* Stored records:
====
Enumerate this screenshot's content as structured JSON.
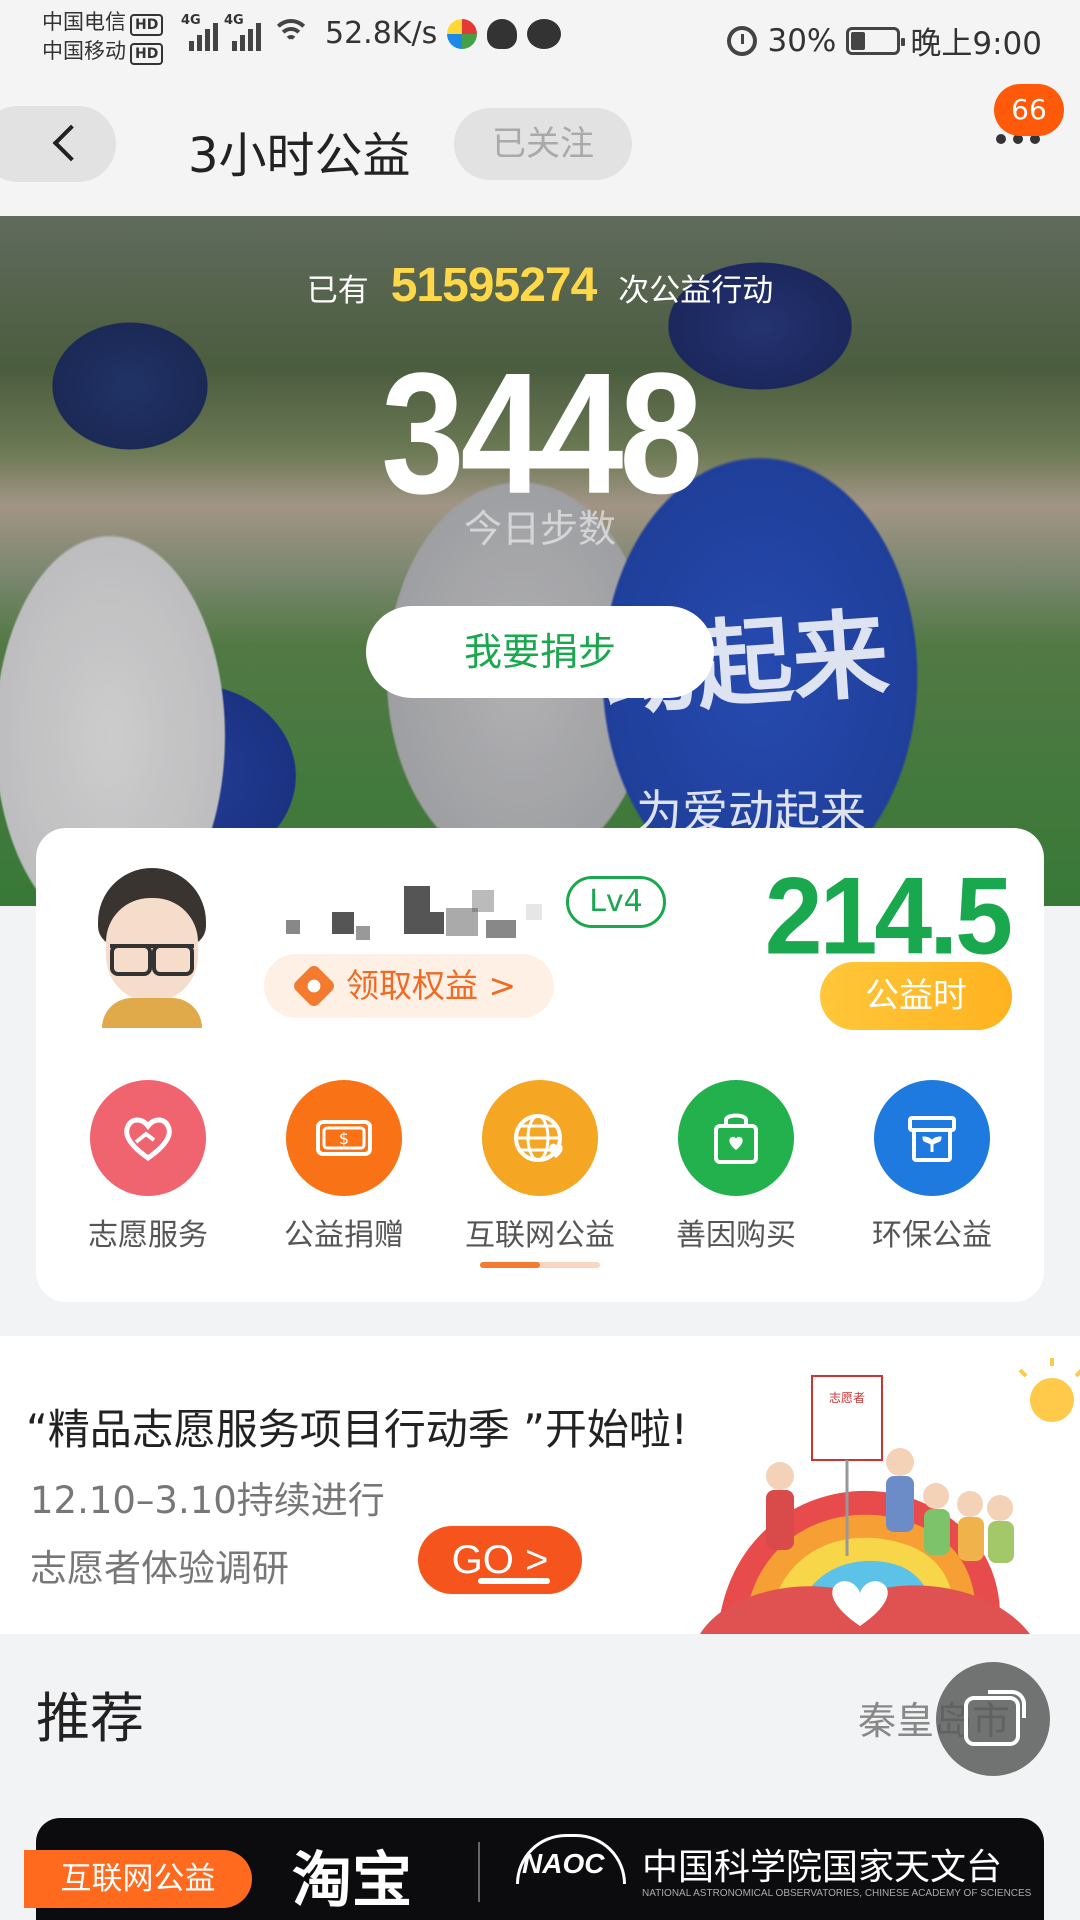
{
  "status_bar": {
    "carrier_1": "中国电信",
    "carrier_2": "中国移动",
    "hd": "HD",
    "network": "4G",
    "speed": "52.8K/s",
    "battery": "30%",
    "time": "晚上9:00"
  },
  "header": {
    "title": "3小时公益",
    "follow_label": "已关注",
    "badge_count": "66"
  },
  "hero": {
    "prefix": "已有",
    "action_count": "51595274",
    "suffix": "次公益行动",
    "steps": "3448",
    "steps_label": "今日步数",
    "donate_label": "我要捐步",
    "vest_text": "动起来",
    "vest_sub": "为爱动起来"
  },
  "profile": {
    "level": "Lv4",
    "rights_label": "领取权益 >",
    "hours_value": "214.5",
    "hours_label": "公益时"
  },
  "categories": [
    {
      "label": "志愿服务",
      "color": "#f06470",
      "icon": "heart-hand-icon"
    },
    {
      "label": "公益捐赠",
      "color": "#f97316",
      "icon": "money-icon"
    },
    {
      "label": "互联网公益",
      "color": "#f5a623",
      "icon": "globe-heart-icon"
    },
    {
      "label": "善因购买",
      "color": "#22b14c",
      "icon": "shopping-bag-icon"
    },
    {
      "label": "环保公益",
      "color": "#1f7ae0",
      "icon": "eco-box-icon"
    }
  ],
  "banner": {
    "title": "“精品志愿服务项目行动季 ”开始啦!",
    "subtitle_1": "12.10–3.10持续进行",
    "subtitle_2": "志愿者体验调研",
    "go_label": "GO >"
  },
  "recommend": {
    "title": "推荐",
    "city": "秦皇岛市"
  },
  "bottom_card": {
    "tag": "互联网公益",
    "brand": "淘宝",
    "partner_abbr": "NAOC",
    "partner_name": "中国科学院国家天文台",
    "partner_en": "NATIONAL ASTRONOMICAL OBSERVATORIES, CHINESE ACADEMY OF SCIENCES"
  }
}
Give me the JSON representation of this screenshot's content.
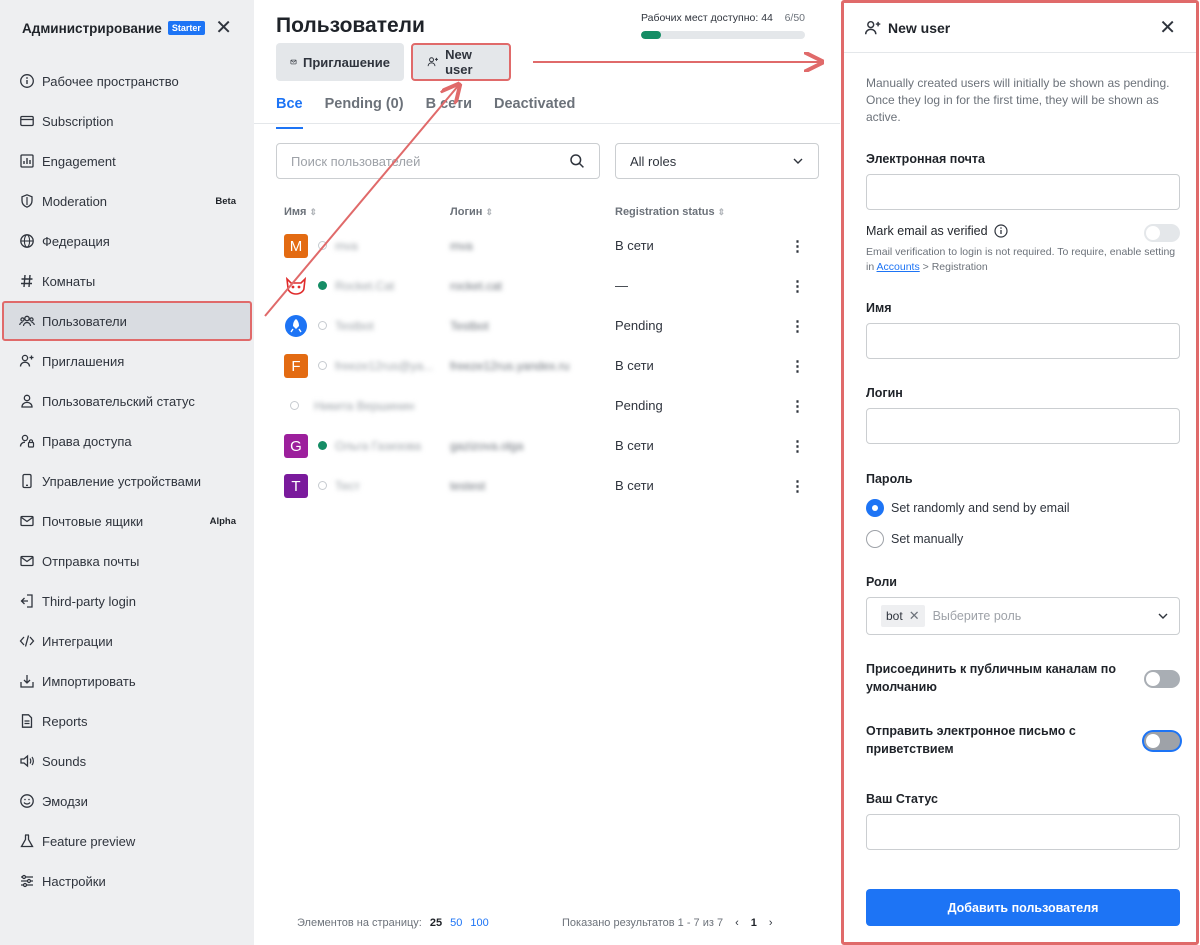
{
  "sidebar": {
    "title": "Администрирование",
    "badge": "Starter",
    "items": [
      {
        "label": "Рабочее пространство",
        "icon": "info-icon"
      },
      {
        "label": "Subscription",
        "icon": "card-icon"
      },
      {
        "label": "Engagement",
        "icon": "chart-icon"
      },
      {
        "label": "Moderation",
        "icon": "shield-icon",
        "tag": "Beta"
      },
      {
        "label": "Федерация",
        "icon": "globe-icon"
      },
      {
        "label": "Комнаты",
        "icon": "hash-icon"
      },
      {
        "label": "Пользователи",
        "icon": "team-icon"
      },
      {
        "label": "Приглашения",
        "icon": "user-plus-icon"
      },
      {
        "label": "Пользовательский статус",
        "icon": "user-icon"
      },
      {
        "label": "Права доступа",
        "icon": "user-lock-icon"
      },
      {
        "label": "Управление устройствами",
        "icon": "mobile-icon"
      },
      {
        "label": "Почтовые ящики",
        "icon": "mail-icon",
        "tag": "Alpha"
      },
      {
        "label": "Отправка почты",
        "icon": "mail-send-icon"
      },
      {
        "label": "Third-party login",
        "icon": "login-icon"
      },
      {
        "label": "Интеграции",
        "icon": "code-icon"
      },
      {
        "label": "Импортировать",
        "icon": "import-icon"
      },
      {
        "label": "Reports",
        "icon": "file-icon"
      },
      {
        "label": "Sounds",
        "icon": "volume-icon"
      },
      {
        "label": "Эмодзи",
        "icon": "emoji-icon"
      },
      {
        "label": "Feature preview",
        "icon": "flask-icon"
      },
      {
        "label": "Настройки",
        "icon": "sliders-icon"
      }
    ]
  },
  "main": {
    "title": "Пользователи",
    "seats_label": "Рабочих мест доступно: 44",
    "seats_count": "6/50",
    "seats_fraction": 0.12,
    "invite_label": "Приглашение",
    "new_user_label": "New user",
    "tabs": [
      "Все",
      "Pending (0)",
      "В сети",
      "Deactivated"
    ],
    "search_placeholder": "Поиск пользователей",
    "roles_filter": "All roles",
    "columns": [
      "Имя",
      "Логин",
      "Registration status"
    ],
    "rows": [
      {
        "avatar": "M",
        "color": "#e36b12",
        "status": "offline",
        "name": "mva",
        "login": "mva",
        "reg": "В сети"
      },
      {
        "avatar": "",
        "color": "cat",
        "status": "online",
        "name": "Rocket.Cat",
        "login": "rocket.cat",
        "reg": "—"
      },
      {
        "avatar": "",
        "color": "rocket",
        "status": "offline",
        "name": "Testbot",
        "login": "Testbot",
        "reg": "Pending"
      },
      {
        "avatar": "F",
        "color": "#e36b12",
        "status": "offline",
        "name": "freeze12rus@ya...",
        "login": "freeze12rus.yandex.ru",
        "reg": "В сети"
      },
      {
        "avatar": "",
        "color": "none",
        "status": "offline",
        "name": "Никита Вершинин",
        "login": "",
        "reg": "Pending"
      },
      {
        "avatar": "G",
        "color": "#9c1f9c",
        "status": "online",
        "name": "Ольга Газизова",
        "login": "gazizova.olga",
        "reg": "В сети"
      },
      {
        "avatar": "T",
        "color": "#7a1a9c",
        "status": "offline",
        "name": "Тест",
        "login": "testest",
        "reg": "В сети"
      }
    ],
    "footer": {
      "per_page_label": "Элементов на страницу:",
      "per_page_options": [
        "25",
        "50",
        "100"
      ],
      "results": "Показано результатов 1 - 7 из 7",
      "prev": "‹",
      "page": "1",
      "next": "›"
    }
  },
  "panel": {
    "title": "New user",
    "hint": "Manually created users will initially be shown as pending. Once they log in for the first time, they will be shown as active.",
    "email_label": "Электронная почта",
    "verified_label": "Mark email as verified",
    "verified_hint_1": "Email verification to login is not required. To require, enable setting in",
    "verified_hint_link": "Accounts",
    "verified_hint_2": "> Registration",
    "name_label": "Имя",
    "login_label": "Логин",
    "password_label": "Пароль",
    "password_opt1": "Set randomly and send by email",
    "password_opt2": "Set manually",
    "roles_label": "Роли",
    "role_chip": "bot",
    "roles_placeholder": "Выберите роль",
    "join_default_label": "Присоединить к публичным каналам по умолчанию",
    "welcome_email_label": "Отправить электронное письмо с приветствием",
    "status_label": "Ваш Статус",
    "submit_label": "Добавить пользователя"
  },
  "colors": {
    "accent": "#1d74f5",
    "annotation": "#e06a6a",
    "online": "#158d65"
  }
}
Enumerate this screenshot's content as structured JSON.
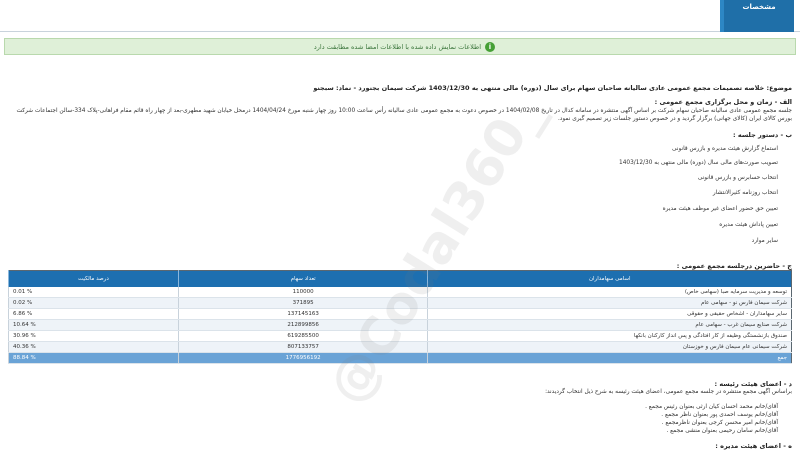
{
  "header": {
    "tab_label": "مشخصات"
  },
  "notice": {
    "text": "اطلاعات نمایش داده شده با اطلاعات امضا شده مطابقت دارد",
    "icon": "info-icon",
    "color": "#3c763d"
  },
  "subject": "موضوع: خلاصه تصمیمات مجمع عمومی عادی سالیانه صاحبان سهام برای سال (دوره) مالی منتهی به 1403/12/30 شرکت سیمان بجنورد - نماد: سبجنو",
  "section_a": {
    "title": "الف - زمان و محل برگزاری مجمع عمومی :",
    "text": "جلسه مجمع عمومی عادی سالیانه صاحبان سهام شرکت بر اساس آگهی منتشره در سامانه کدال در تاریخ 1404/02/08 در خصوص دعوت به مجمع عمومی عادی سالیانه رأس ساعت 10:00 روز چهار شنبه مورخ 1404/04/24 درمحل خیابان شهید مطهری-بعد از چهار راه قائم مقام فراهانی-پلاک 334-سالن اجتماعات شرکت بورس کالای ایران (کالای جهانی) برگزار گردید و در خصوص دستور جلسات زیر تصمیم گیری نمود."
  },
  "section_b": {
    "title": "ب - دستور جلسه :",
    "items": [
      "استماع گزارش هیئت مدیره و بازرس قانونی",
      "تصویب صورت‌های مالی سال (دوره) مالی منتهی به 1403/12/30",
      "انتخاب حسابرس و بازرس قانونی",
      "انتخاب روزنامه کثیرالانتشار",
      "تعیین حق حضور اعضای غیر موظف هیئت مدیره",
      "تعیین پاداش هیئت مدیره",
      "سایر موارد"
    ]
  },
  "section_c": {
    "title": "ج - حاضرین درجلسه مجمع عمومی :",
    "columns": [
      "اسامی سهامداران",
      "تعداد سهام",
      "درصد مالکیت"
    ],
    "rows": [
      {
        "name": "توسعه و مدیریت سرمایه صبا (سهامی خاص)",
        "shares": "110000",
        "percent": "% 0.01"
      },
      {
        "name": "شرکت سیمان فارس نو - سهامی عام",
        "shares": "371895",
        "percent": "% 0.02"
      },
      {
        "name": "سایر سهامداران - اشخاص حقیقی و حقوقی",
        "shares": "137145163",
        "percent": "% 6.86"
      },
      {
        "name": "شرکت صنایع سیمان غرب - سهامی عام",
        "shares": "212899856",
        "percent": "% 10.64"
      },
      {
        "name": "صندوق بازنشستگی وظیفه از کار افتادگی و پس انداز کارکنان بانکها",
        "shares": "619285500",
        "percent": "% 30.96"
      },
      {
        "name": "شرکت سیمانی عام سیمان فارس و خوزستان",
        "shares": "807133757",
        "percent": "% 40.36"
      }
    ],
    "total": {
      "name": "جمع",
      "shares": "1776956192",
      "percent": "% 88.84"
    }
  },
  "section_d": {
    "title": "د - اعضای هیئت رئیسه :",
    "intro": "براساس آگهی مجمع منتشره در جلسه مجمع عمومی، اعضای هیئت رئیسه به شرح ذیل انتخاب گردیدند:",
    "members": [
      "آقای/خانم  محمد احسان کیان ارثی  بعنوان رئیس مجمع .",
      "آقای/خانم  یوسف احمدی پور  بعنوان ناظر مجمع .",
      "آقای/خانم  امیر محسن کرجی  بعنوان ناظرمجمع .",
      "آقای/خانم  سامان رحیمی  بعنوان منشی مجمع ."
    ]
  },
  "section_e": {
    "title": "ه - اعضای هیئت مدیره :"
  },
  "watermark": "@Codal360_"
}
====
* The request: From the data above, copy each line that holds "شرکت".

* Correct response:
  "subject": "موضوع: خلاصه تصمیمات مجمع عمومی عادی سالیانه صاحبان سهام برای سال (دوره) مالی منتهی به 1403/12/30 شرکت سیمان بجنورد - نماد: سبجنو",
    "text": "جلسه مجمع عمومی عادی سالیانه صاحبان سهام شرکت بر اساس آگهی منتشره در سامانه کدال در تاریخ 1404/02/08 در خصوص دعوت به مجمع عمومی عادی سالیانه رأس ساعت 10:00 روز چهار شنبه مورخ 1404/04/24 درمحل خیابان شهید مطهری-بعد از چهار راه قائم مقام فراهانی-پلاک 334-سالن اجتماعات شرکت بورس کالای ایران (کالای جهانی) برگزار گردید و در خصوص دستور جلسات زیر تصمیم گیری نمود."
        "name": "شرکت سیمان فارس نو - سهامی عام",
        "name": "شرکت صنایع سیمان غرب - سهامی عام",
        "name": "شرکت سیمانی عام سیمان فارس و خوزستان",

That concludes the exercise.